— BEGIN Provided data —
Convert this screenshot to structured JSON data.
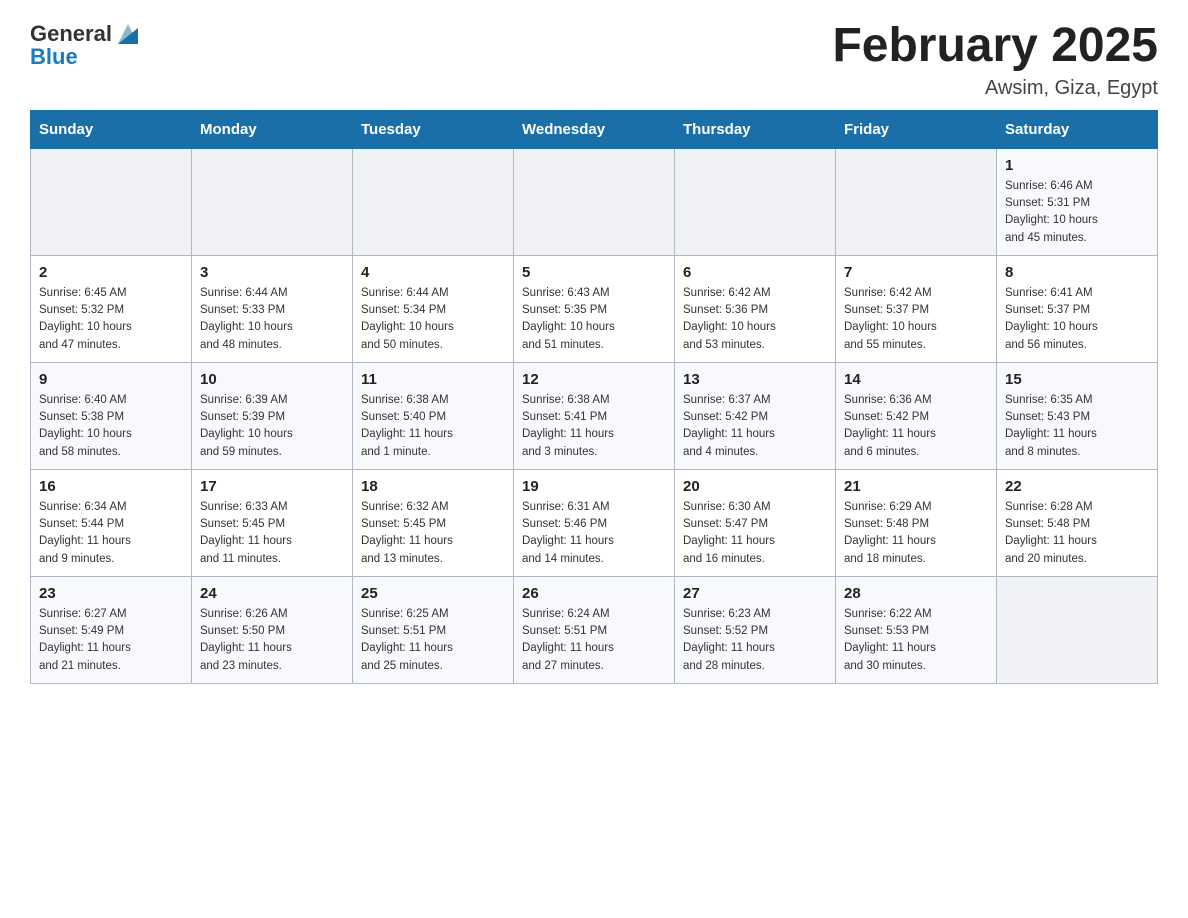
{
  "header": {
    "logo_general": "General",
    "logo_blue": "Blue",
    "month_title": "February 2025",
    "subtitle": "Awsim, Giza, Egypt"
  },
  "days_of_week": [
    "Sunday",
    "Monday",
    "Tuesday",
    "Wednesday",
    "Thursday",
    "Friday",
    "Saturday"
  ],
  "weeks": [
    [
      {
        "day": "",
        "info": ""
      },
      {
        "day": "",
        "info": ""
      },
      {
        "day": "",
        "info": ""
      },
      {
        "day": "",
        "info": ""
      },
      {
        "day": "",
        "info": ""
      },
      {
        "day": "",
        "info": ""
      },
      {
        "day": "1",
        "info": "Sunrise: 6:46 AM\nSunset: 5:31 PM\nDaylight: 10 hours\nand 45 minutes."
      }
    ],
    [
      {
        "day": "2",
        "info": "Sunrise: 6:45 AM\nSunset: 5:32 PM\nDaylight: 10 hours\nand 47 minutes."
      },
      {
        "day": "3",
        "info": "Sunrise: 6:44 AM\nSunset: 5:33 PM\nDaylight: 10 hours\nand 48 minutes."
      },
      {
        "day": "4",
        "info": "Sunrise: 6:44 AM\nSunset: 5:34 PM\nDaylight: 10 hours\nand 50 minutes."
      },
      {
        "day": "5",
        "info": "Sunrise: 6:43 AM\nSunset: 5:35 PM\nDaylight: 10 hours\nand 51 minutes."
      },
      {
        "day": "6",
        "info": "Sunrise: 6:42 AM\nSunset: 5:36 PM\nDaylight: 10 hours\nand 53 minutes."
      },
      {
        "day": "7",
        "info": "Sunrise: 6:42 AM\nSunset: 5:37 PM\nDaylight: 10 hours\nand 55 minutes."
      },
      {
        "day": "8",
        "info": "Sunrise: 6:41 AM\nSunset: 5:37 PM\nDaylight: 10 hours\nand 56 minutes."
      }
    ],
    [
      {
        "day": "9",
        "info": "Sunrise: 6:40 AM\nSunset: 5:38 PM\nDaylight: 10 hours\nand 58 minutes."
      },
      {
        "day": "10",
        "info": "Sunrise: 6:39 AM\nSunset: 5:39 PM\nDaylight: 10 hours\nand 59 minutes."
      },
      {
        "day": "11",
        "info": "Sunrise: 6:38 AM\nSunset: 5:40 PM\nDaylight: 11 hours\nand 1 minute."
      },
      {
        "day": "12",
        "info": "Sunrise: 6:38 AM\nSunset: 5:41 PM\nDaylight: 11 hours\nand 3 minutes."
      },
      {
        "day": "13",
        "info": "Sunrise: 6:37 AM\nSunset: 5:42 PM\nDaylight: 11 hours\nand 4 minutes."
      },
      {
        "day": "14",
        "info": "Sunrise: 6:36 AM\nSunset: 5:42 PM\nDaylight: 11 hours\nand 6 minutes."
      },
      {
        "day": "15",
        "info": "Sunrise: 6:35 AM\nSunset: 5:43 PM\nDaylight: 11 hours\nand 8 minutes."
      }
    ],
    [
      {
        "day": "16",
        "info": "Sunrise: 6:34 AM\nSunset: 5:44 PM\nDaylight: 11 hours\nand 9 minutes."
      },
      {
        "day": "17",
        "info": "Sunrise: 6:33 AM\nSunset: 5:45 PM\nDaylight: 11 hours\nand 11 minutes."
      },
      {
        "day": "18",
        "info": "Sunrise: 6:32 AM\nSunset: 5:45 PM\nDaylight: 11 hours\nand 13 minutes."
      },
      {
        "day": "19",
        "info": "Sunrise: 6:31 AM\nSunset: 5:46 PM\nDaylight: 11 hours\nand 14 minutes."
      },
      {
        "day": "20",
        "info": "Sunrise: 6:30 AM\nSunset: 5:47 PM\nDaylight: 11 hours\nand 16 minutes."
      },
      {
        "day": "21",
        "info": "Sunrise: 6:29 AM\nSunset: 5:48 PM\nDaylight: 11 hours\nand 18 minutes."
      },
      {
        "day": "22",
        "info": "Sunrise: 6:28 AM\nSunset: 5:48 PM\nDaylight: 11 hours\nand 20 minutes."
      }
    ],
    [
      {
        "day": "23",
        "info": "Sunrise: 6:27 AM\nSunset: 5:49 PM\nDaylight: 11 hours\nand 21 minutes."
      },
      {
        "day": "24",
        "info": "Sunrise: 6:26 AM\nSunset: 5:50 PM\nDaylight: 11 hours\nand 23 minutes."
      },
      {
        "day": "25",
        "info": "Sunrise: 6:25 AM\nSunset: 5:51 PM\nDaylight: 11 hours\nand 25 minutes."
      },
      {
        "day": "26",
        "info": "Sunrise: 6:24 AM\nSunset: 5:51 PM\nDaylight: 11 hours\nand 27 minutes."
      },
      {
        "day": "27",
        "info": "Sunrise: 6:23 AM\nSunset: 5:52 PM\nDaylight: 11 hours\nand 28 minutes."
      },
      {
        "day": "28",
        "info": "Sunrise: 6:22 AM\nSunset: 5:53 PM\nDaylight: 11 hours\nand 30 minutes."
      },
      {
        "day": "",
        "info": ""
      }
    ]
  ]
}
— END Provided data —
__Exercise__: Using the data above, print every line exactly, omitting pictures.

__Solution__:
Convert this screenshot to structured JSON data.
{
  "header": {
    "logo_general": "General",
    "logo_blue": "Blue",
    "month_title": "February 2025",
    "subtitle": "Awsim, Giza, Egypt"
  },
  "days_of_week": [
    "Sunday",
    "Monday",
    "Tuesday",
    "Wednesday",
    "Thursday",
    "Friday",
    "Saturday"
  ],
  "weeks": [
    [
      {
        "day": "",
        "info": ""
      },
      {
        "day": "",
        "info": ""
      },
      {
        "day": "",
        "info": ""
      },
      {
        "day": "",
        "info": ""
      },
      {
        "day": "",
        "info": ""
      },
      {
        "day": "",
        "info": ""
      },
      {
        "day": "1",
        "info": "Sunrise: 6:46 AM\nSunset: 5:31 PM\nDaylight: 10 hours\nand 45 minutes."
      }
    ],
    [
      {
        "day": "2",
        "info": "Sunrise: 6:45 AM\nSunset: 5:32 PM\nDaylight: 10 hours\nand 47 minutes."
      },
      {
        "day": "3",
        "info": "Sunrise: 6:44 AM\nSunset: 5:33 PM\nDaylight: 10 hours\nand 48 minutes."
      },
      {
        "day": "4",
        "info": "Sunrise: 6:44 AM\nSunset: 5:34 PM\nDaylight: 10 hours\nand 50 minutes."
      },
      {
        "day": "5",
        "info": "Sunrise: 6:43 AM\nSunset: 5:35 PM\nDaylight: 10 hours\nand 51 minutes."
      },
      {
        "day": "6",
        "info": "Sunrise: 6:42 AM\nSunset: 5:36 PM\nDaylight: 10 hours\nand 53 minutes."
      },
      {
        "day": "7",
        "info": "Sunrise: 6:42 AM\nSunset: 5:37 PM\nDaylight: 10 hours\nand 55 minutes."
      },
      {
        "day": "8",
        "info": "Sunrise: 6:41 AM\nSunset: 5:37 PM\nDaylight: 10 hours\nand 56 minutes."
      }
    ],
    [
      {
        "day": "9",
        "info": "Sunrise: 6:40 AM\nSunset: 5:38 PM\nDaylight: 10 hours\nand 58 minutes."
      },
      {
        "day": "10",
        "info": "Sunrise: 6:39 AM\nSunset: 5:39 PM\nDaylight: 10 hours\nand 59 minutes."
      },
      {
        "day": "11",
        "info": "Sunrise: 6:38 AM\nSunset: 5:40 PM\nDaylight: 11 hours\nand 1 minute."
      },
      {
        "day": "12",
        "info": "Sunrise: 6:38 AM\nSunset: 5:41 PM\nDaylight: 11 hours\nand 3 minutes."
      },
      {
        "day": "13",
        "info": "Sunrise: 6:37 AM\nSunset: 5:42 PM\nDaylight: 11 hours\nand 4 minutes."
      },
      {
        "day": "14",
        "info": "Sunrise: 6:36 AM\nSunset: 5:42 PM\nDaylight: 11 hours\nand 6 minutes."
      },
      {
        "day": "15",
        "info": "Sunrise: 6:35 AM\nSunset: 5:43 PM\nDaylight: 11 hours\nand 8 minutes."
      }
    ],
    [
      {
        "day": "16",
        "info": "Sunrise: 6:34 AM\nSunset: 5:44 PM\nDaylight: 11 hours\nand 9 minutes."
      },
      {
        "day": "17",
        "info": "Sunrise: 6:33 AM\nSunset: 5:45 PM\nDaylight: 11 hours\nand 11 minutes."
      },
      {
        "day": "18",
        "info": "Sunrise: 6:32 AM\nSunset: 5:45 PM\nDaylight: 11 hours\nand 13 minutes."
      },
      {
        "day": "19",
        "info": "Sunrise: 6:31 AM\nSunset: 5:46 PM\nDaylight: 11 hours\nand 14 minutes."
      },
      {
        "day": "20",
        "info": "Sunrise: 6:30 AM\nSunset: 5:47 PM\nDaylight: 11 hours\nand 16 minutes."
      },
      {
        "day": "21",
        "info": "Sunrise: 6:29 AM\nSunset: 5:48 PM\nDaylight: 11 hours\nand 18 minutes."
      },
      {
        "day": "22",
        "info": "Sunrise: 6:28 AM\nSunset: 5:48 PM\nDaylight: 11 hours\nand 20 minutes."
      }
    ],
    [
      {
        "day": "23",
        "info": "Sunrise: 6:27 AM\nSunset: 5:49 PM\nDaylight: 11 hours\nand 21 minutes."
      },
      {
        "day": "24",
        "info": "Sunrise: 6:26 AM\nSunset: 5:50 PM\nDaylight: 11 hours\nand 23 minutes."
      },
      {
        "day": "25",
        "info": "Sunrise: 6:25 AM\nSunset: 5:51 PM\nDaylight: 11 hours\nand 25 minutes."
      },
      {
        "day": "26",
        "info": "Sunrise: 6:24 AM\nSunset: 5:51 PM\nDaylight: 11 hours\nand 27 minutes."
      },
      {
        "day": "27",
        "info": "Sunrise: 6:23 AM\nSunset: 5:52 PM\nDaylight: 11 hours\nand 28 minutes."
      },
      {
        "day": "28",
        "info": "Sunrise: 6:22 AM\nSunset: 5:53 PM\nDaylight: 11 hours\nand 30 minutes."
      },
      {
        "day": "",
        "info": ""
      }
    ]
  ]
}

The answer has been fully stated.